▼
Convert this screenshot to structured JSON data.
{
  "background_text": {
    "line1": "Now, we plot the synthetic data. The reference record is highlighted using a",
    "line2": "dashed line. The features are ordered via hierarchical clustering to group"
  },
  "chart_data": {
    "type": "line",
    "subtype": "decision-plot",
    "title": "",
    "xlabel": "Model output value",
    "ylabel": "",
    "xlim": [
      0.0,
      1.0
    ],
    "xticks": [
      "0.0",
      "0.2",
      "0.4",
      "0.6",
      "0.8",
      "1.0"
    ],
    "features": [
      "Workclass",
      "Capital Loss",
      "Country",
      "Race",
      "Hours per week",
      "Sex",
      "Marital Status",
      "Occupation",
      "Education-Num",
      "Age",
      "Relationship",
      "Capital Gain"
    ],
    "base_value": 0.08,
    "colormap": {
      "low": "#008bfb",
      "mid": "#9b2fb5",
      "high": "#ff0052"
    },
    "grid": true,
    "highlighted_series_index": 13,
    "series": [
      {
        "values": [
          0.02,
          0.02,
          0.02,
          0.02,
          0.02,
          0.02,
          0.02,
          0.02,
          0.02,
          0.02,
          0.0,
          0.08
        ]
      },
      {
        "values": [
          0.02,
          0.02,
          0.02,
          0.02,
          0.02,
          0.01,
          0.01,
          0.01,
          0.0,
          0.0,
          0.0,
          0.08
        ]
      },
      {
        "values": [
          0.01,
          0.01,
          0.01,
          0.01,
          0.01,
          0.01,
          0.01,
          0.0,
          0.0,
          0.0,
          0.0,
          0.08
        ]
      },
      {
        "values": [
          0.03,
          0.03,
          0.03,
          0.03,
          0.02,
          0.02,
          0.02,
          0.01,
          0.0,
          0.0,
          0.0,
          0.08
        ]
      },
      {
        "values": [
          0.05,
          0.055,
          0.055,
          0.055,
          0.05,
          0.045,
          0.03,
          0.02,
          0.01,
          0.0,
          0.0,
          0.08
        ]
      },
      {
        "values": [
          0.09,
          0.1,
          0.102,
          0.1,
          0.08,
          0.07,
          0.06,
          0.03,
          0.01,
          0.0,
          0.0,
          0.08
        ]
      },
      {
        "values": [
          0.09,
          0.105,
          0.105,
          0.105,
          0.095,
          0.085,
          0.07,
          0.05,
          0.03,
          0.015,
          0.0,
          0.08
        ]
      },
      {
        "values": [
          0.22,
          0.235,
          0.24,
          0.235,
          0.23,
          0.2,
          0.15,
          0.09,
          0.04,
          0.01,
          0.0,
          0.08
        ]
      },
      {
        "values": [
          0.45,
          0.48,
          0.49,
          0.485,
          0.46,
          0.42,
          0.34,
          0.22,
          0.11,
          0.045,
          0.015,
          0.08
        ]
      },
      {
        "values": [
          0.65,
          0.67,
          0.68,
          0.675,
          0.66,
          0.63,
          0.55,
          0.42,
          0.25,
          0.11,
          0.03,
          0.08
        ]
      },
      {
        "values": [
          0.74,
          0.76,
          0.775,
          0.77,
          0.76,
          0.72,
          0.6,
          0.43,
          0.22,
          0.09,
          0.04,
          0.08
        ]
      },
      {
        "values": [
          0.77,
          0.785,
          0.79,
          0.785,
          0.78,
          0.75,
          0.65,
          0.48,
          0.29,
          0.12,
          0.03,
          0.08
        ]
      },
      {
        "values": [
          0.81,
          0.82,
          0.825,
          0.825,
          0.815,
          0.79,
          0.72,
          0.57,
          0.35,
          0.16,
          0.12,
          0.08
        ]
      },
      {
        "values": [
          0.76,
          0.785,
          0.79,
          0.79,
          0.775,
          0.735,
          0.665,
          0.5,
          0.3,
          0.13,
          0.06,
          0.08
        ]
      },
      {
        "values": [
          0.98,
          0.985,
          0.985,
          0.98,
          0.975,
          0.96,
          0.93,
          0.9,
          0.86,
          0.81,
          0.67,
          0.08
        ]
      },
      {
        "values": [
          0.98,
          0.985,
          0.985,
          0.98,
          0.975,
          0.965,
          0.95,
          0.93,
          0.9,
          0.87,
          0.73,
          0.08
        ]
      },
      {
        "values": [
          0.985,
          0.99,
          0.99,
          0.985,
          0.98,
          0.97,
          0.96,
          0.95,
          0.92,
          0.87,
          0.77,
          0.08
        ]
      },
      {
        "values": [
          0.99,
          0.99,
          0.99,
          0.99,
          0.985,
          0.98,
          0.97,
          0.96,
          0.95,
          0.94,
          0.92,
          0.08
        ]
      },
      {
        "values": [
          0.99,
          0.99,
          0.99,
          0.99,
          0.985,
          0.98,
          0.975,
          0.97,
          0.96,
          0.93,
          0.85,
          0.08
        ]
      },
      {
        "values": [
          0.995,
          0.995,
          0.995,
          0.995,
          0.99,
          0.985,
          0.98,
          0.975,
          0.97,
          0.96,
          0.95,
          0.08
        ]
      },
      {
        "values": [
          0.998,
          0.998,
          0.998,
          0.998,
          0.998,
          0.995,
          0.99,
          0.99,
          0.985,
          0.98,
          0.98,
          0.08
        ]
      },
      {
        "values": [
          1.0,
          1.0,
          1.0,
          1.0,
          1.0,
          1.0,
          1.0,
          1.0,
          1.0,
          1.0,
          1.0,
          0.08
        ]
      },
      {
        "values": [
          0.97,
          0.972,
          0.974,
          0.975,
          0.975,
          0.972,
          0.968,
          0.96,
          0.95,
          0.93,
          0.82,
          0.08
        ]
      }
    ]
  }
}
▲
**What this task involves**:
Exactly as written above, please repeat the entries.

**Solution for this problem**:
Convert this screenshot to structured JSON data.
{
  "background_text": {
    "line1": "Now, we plot the synthetic data. The reference record is highlighted using a",
    "line2": "dashed line. The features are ordered via hierarchical clustering to group"
  },
  "chart_data": {
    "type": "line",
    "subtype": "decision-plot",
    "title": "",
    "xlabel": "Model output value",
    "ylabel": "",
    "xlim": [
      0.0,
      1.0
    ],
    "xticks": [
      "0.0",
      "0.2",
      "0.4",
      "0.6",
      "0.8",
      "1.0"
    ],
    "features": [
      "Workclass",
      "Capital Loss",
      "Country",
      "Race",
      "Hours per week",
      "Sex",
      "Marital Status",
      "Occupation",
      "Education-Num",
      "Age",
      "Relationship",
      "Capital Gain"
    ],
    "base_value": 0.08,
    "colormap": {
      "low": "#008bfb",
      "mid": "#9b2fb5",
      "high": "#ff0052"
    },
    "grid": true,
    "highlighted_series_index": 13,
    "series": [
      {
        "values": [
          0.02,
          0.02,
          0.02,
          0.02,
          0.02,
          0.02,
          0.02,
          0.02,
          0.02,
          0.02,
          0.0,
          0.08
        ]
      },
      {
        "values": [
          0.02,
          0.02,
          0.02,
          0.02,
          0.02,
          0.01,
          0.01,
          0.01,
          0.0,
          0.0,
          0.0,
          0.08
        ]
      },
      {
        "values": [
          0.01,
          0.01,
          0.01,
          0.01,
          0.01,
          0.01,
          0.01,
          0.0,
          0.0,
          0.0,
          0.0,
          0.08
        ]
      },
      {
        "values": [
          0.03,
          0.03,
          0.03,
          0.03,
          0.02,
          0.02,
          0.02,
          0.01,
          0.0,
          0.0,
          0.0,
          0.08
        ]
      },
      {
        "values": [
          0.05,
          0.055,
          0.055,
          0.055,
          0.05,
          0.045,
          0.03,
          0.02,
          0.01,
          0.0,
          0.0,
          0.08
        ]
      },
      {
        "values": [
          0.09,
          0.1,
          0.102,
          0.1,
          0.08,
          0.07,
          0.06,
          0.03,
          0.01,
          0.0,
          0.0,
          0.08
        ]
      },
      {
        "values": [
          0.09,
          0.105,
          0.105,
          0.105,
          0.095,
          0.085,
          0.07,
          0.05,
          0.03,
          0.015,
          0.0,
          0.08
        ]
      },
      {
        "values": [
          0.22,
          0.235,
          0.24,
          0.235,
          0.23,
          0.2,
          0.15,
          0.09,
          0.04,
          0.01,
          0.0,
          0.08
        ]
      },
      {
        "values": [
          0.45,
          0.48,
          0.49,
          0.485,
          0.46,
          0.42,
          0.34,
          0.22,
          0.11,
          0.045,
          0.015,
          0.08
        ]
      },
      {
        "values": [
          0.65,
          0.67,
          0.68,
          0.675,
          0.66,
          0.63,
          0.55,
          0.42,
          0.25,
          0.11,
          0.03,
          0.08
        ]
      },
      {
        "values": [
          0.74,
          0.76,
          0.775,
          0.77,
          0.76,
          0.72,
          0.6,
          0.43,
          0.22,
          0.09,
          0.04,
          0.08
        ]
      },
      {
        "values": [
          0.77,
          0.785,
          0.79,
          0.785,
          0.78,
          0.75,
          0.65,
          0.48,
          0.29,
          0.12,
          0.03,
          0.08
        ]
      },
      {
        "values": [
          0.81,
          0.82,
          0.825,
          0.825,
          0.815,
          0.79,
          0.72,
          0.57,
          0.35,
          0.16,
          0.12,
          0.08
        ]
      },
      {
        "values": [
          0.76,
          0.785,
          0.79,
          0.79,
          0.775,
          0.735,
          0.665,
          0.5,
          0.3,
          0.13,
          0.06,
          0.08
        ]
      },
      {
        "values": [
          0.98,
          0.985,
          0.985,
          0.98,
          0.975,
          0.96,
          0.93,
          0.9,
          0.86,
          0.81,
          0.67,
          0.08
        ]
      },
      {
        "values": [
          0.98,
          0.985,
          0.985,
          0.98,
          0.975,
          0.965,
          0.95,
          0.93,
          0.9,
          0.87,
          0.73,
          0.08
        ]
      },
      {
        "values": [
          0.985,
          0.99,
          0.99,
          0.985,
          0.98,
          0.97,
          0.96,
          0.95,
          0.92,
          0.87,
          0.77,
          0.08
        ]
      },
      {
        "values": [
          0.99,
          0.99,
          0.99,
          0.99,
          0.985,
          0.98,
          0.97,
          0.96,
          0.95,
          0.94,
          0.92,
          0.08
        ]
      },
      {
        "values": [
          0.99,
          0.99,
          0.99,
          0.99,
          0.985,
          0.98,
          0.975,
          0.97,
          0.96,
          0.93,
          0.85,
          0.08
        ]
      },
      {
        "values": [
          0.995,
          0.995,
          0.995,
          0.995,
          0.99,
          0.985,
          0.98,
          0.975,
          0.97,
          0.96,
          0.95,
          0.08
        ]
      },
      {
        "values": [
          0.998,
          0.998,
          0.998,
          0.998,
          0.998,
          0.995,
          0.99,
          0.99,
          0.985,
          0.98,
          0.98,
          0.08
        ]
      },
      {
        "values": [
          1.0,
          1.0,
          1.0,
          1.0,
          1.0,
          1.0,
          1.0,
          1.0,
          1.0,
          1.0,
          1.0,
          0.08
        ]
      },
      {
        "values": [
          0.97,
          0.972,
          0.974,
          0.975,
          0.975,
          0.972,
          0.968,
          0.96,
          0.95,
          0.93,
          0.82,
          0.08
        ]
      }
    ]
  }
}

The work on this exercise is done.